Written instruction:
Give the count of lines holding the string "können" and nothing else.

Dataset extract:
— Start —
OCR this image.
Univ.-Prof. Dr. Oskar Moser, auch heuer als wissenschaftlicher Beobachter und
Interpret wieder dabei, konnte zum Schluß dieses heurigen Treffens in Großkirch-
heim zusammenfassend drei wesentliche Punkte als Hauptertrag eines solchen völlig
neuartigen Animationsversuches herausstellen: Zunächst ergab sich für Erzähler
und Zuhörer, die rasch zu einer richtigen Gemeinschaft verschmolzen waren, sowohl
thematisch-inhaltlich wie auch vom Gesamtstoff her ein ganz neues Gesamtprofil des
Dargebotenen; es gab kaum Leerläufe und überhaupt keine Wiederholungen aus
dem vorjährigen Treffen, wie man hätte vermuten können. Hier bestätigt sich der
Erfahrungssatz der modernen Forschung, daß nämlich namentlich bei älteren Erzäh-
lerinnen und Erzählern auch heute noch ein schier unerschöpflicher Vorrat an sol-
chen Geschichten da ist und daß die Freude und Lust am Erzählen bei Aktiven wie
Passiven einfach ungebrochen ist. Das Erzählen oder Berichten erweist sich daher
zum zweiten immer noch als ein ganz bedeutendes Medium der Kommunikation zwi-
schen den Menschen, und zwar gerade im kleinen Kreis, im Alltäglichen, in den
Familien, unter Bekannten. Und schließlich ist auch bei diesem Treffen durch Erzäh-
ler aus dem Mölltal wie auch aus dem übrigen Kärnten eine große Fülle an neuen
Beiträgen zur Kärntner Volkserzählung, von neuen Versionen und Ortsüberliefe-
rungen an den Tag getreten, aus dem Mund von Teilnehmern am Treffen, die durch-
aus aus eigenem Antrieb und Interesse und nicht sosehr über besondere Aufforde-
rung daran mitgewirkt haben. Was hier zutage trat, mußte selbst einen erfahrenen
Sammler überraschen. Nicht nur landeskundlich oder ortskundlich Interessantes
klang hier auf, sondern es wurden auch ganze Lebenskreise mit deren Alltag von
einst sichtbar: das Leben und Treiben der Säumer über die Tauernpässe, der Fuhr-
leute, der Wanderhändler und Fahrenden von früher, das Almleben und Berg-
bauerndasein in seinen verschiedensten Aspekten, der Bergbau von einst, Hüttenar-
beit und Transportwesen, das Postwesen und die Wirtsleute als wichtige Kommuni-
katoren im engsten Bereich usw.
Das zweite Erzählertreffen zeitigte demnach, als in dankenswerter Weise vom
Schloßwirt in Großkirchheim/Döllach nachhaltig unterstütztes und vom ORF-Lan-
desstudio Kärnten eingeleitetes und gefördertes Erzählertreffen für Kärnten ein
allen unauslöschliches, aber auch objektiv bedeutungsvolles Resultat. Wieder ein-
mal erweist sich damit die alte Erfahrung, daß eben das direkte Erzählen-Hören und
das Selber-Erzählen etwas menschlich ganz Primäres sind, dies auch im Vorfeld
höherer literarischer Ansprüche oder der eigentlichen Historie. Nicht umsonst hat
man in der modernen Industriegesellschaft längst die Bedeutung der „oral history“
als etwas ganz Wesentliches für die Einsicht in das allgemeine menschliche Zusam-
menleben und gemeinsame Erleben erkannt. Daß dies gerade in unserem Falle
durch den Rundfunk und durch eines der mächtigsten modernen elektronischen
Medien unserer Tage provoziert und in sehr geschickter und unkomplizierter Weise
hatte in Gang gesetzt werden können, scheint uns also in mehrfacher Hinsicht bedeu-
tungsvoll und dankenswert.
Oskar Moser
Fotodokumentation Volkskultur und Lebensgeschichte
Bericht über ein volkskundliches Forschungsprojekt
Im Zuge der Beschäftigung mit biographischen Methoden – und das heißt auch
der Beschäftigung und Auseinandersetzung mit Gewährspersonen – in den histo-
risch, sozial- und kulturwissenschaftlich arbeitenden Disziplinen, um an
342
— End —
Final result:
2